EXERCISE DATA start

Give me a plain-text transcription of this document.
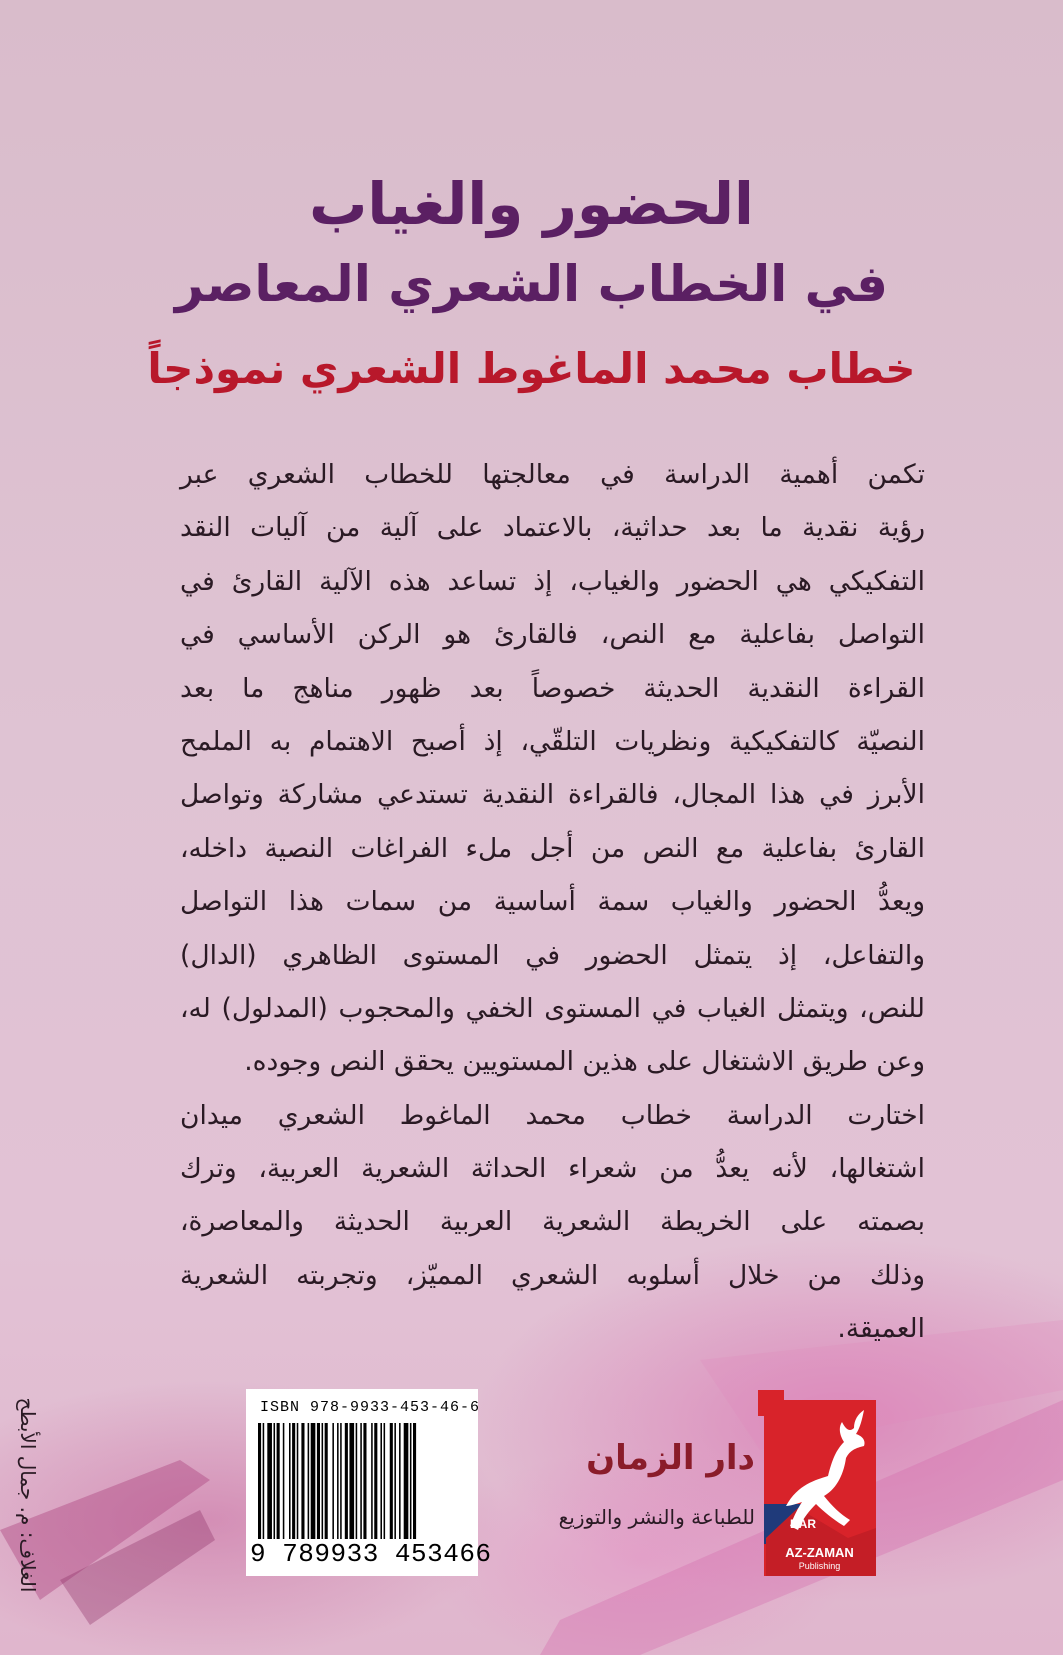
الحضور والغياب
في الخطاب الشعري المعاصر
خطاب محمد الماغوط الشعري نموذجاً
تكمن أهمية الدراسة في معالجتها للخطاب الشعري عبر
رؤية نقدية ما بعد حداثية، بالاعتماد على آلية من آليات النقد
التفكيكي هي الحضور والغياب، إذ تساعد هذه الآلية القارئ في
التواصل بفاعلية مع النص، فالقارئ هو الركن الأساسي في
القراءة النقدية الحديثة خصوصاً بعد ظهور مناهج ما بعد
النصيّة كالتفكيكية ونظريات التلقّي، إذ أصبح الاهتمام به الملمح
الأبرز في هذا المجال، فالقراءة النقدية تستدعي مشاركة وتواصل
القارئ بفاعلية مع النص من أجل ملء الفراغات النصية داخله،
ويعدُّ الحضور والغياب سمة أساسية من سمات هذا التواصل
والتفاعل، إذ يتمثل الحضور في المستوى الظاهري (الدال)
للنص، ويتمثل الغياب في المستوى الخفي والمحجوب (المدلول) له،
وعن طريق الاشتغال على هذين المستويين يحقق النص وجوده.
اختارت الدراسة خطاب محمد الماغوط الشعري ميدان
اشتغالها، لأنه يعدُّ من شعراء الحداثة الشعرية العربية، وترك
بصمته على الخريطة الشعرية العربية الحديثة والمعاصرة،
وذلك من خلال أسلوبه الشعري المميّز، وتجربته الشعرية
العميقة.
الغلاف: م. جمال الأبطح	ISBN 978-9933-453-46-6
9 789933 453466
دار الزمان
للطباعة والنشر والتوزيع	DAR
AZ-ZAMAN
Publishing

EXERCISE DATA end

◆ WHAT YOU ARE ASKED TO DO ◆
Find every line in the entries that includes the word "والغياب", then state how many there are and nothing else.

◆ WRITTEN RESPONSE ◆
3